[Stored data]
(begin)
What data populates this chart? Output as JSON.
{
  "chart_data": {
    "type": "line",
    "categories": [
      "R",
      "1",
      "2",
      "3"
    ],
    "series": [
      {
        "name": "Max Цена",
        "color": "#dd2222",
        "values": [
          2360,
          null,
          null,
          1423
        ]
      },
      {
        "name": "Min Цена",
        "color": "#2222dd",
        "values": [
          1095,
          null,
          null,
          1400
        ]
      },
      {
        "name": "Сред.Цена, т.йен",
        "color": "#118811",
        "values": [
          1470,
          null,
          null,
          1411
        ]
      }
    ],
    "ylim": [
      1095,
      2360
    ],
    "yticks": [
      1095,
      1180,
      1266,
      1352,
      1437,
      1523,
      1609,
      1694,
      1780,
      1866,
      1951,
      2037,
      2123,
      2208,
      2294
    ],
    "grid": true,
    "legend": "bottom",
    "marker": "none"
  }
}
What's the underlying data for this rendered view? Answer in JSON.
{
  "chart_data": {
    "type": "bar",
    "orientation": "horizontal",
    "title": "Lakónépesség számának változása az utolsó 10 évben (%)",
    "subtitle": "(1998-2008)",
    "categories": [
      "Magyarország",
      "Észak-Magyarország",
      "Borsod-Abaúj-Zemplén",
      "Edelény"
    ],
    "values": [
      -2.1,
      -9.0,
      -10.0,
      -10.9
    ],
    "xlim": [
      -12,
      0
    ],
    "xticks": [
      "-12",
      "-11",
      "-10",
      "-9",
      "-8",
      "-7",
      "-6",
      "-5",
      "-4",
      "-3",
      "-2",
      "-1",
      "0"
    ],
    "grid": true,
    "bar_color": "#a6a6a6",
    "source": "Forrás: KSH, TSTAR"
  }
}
(end)
### Request:
Your task is to repeat every entry exactly.

### Solution for this task:
What data populates this chart? Output as JSON.
{
  "chart_data": {
    "type": "line",
    "categories": [
      "R",
      "1",
      "2",
      "3"
    ],
    "series": [
      {
        "name": "Max Цена",
        "color": "#dd2222",
        "values": [
          2360,
          null,
          null,
          1423
        ]
      },
      {
        "name": "Min Цена",
        "color": "#2222dd",
        "values": [
          1095,
          null,
          null,
          1400
        ]
      },
      {
        "name": "Сред.Цена, т.йен",
        "color": "#118811",
        "values": [
          1470,
          null,
          null,
          1411
        ]
      }
    ],
    "ylim": [
      1095,
      2360
    ],
    "yticks": [
      1095,
      1180,
      1266,
      1352,
      1437,
      1523,
      1609,
      1694,
      1780,
      1866,
      1951,
      2037,
      2123,
      2208,
      2294
    ],
    "grid": true,
    "legend": "bottom",
    "marker": "none"
  }
}
What's the underlying data for this rendered view? Answer in JSON.
{
  "chart_data": {
    "type": "bar",
    "orientation": "horizontal",
    "title": "Lakónépesség számának változása az utolsó 10 évben (%)",
    "subtitle": "(1998-2008)",
    "categories": [
      "Magyarország",
      "Észak-Magyarország",
      "Borsod-Abaúj-Zemplén",
      "Edelény"
    ],
    "values": [
      -2.1,
      -9.0,
      -10.0,
      -10.9
    ],
    "xlim": [
      -12,
      0
    ],
    "xticks": [
      "-12",
      "-11",
      "-10",
      "-9",
      "-8",
      "-7",
      "-6",
      "-5",
      "-4",
      "-3",
      "-2",
      "-1",
      "0"
    ],
    "grid": true,
    "bar_color": "#a6a6a6",
    "source": "Forrás: KSH, TSTAR"
  }
}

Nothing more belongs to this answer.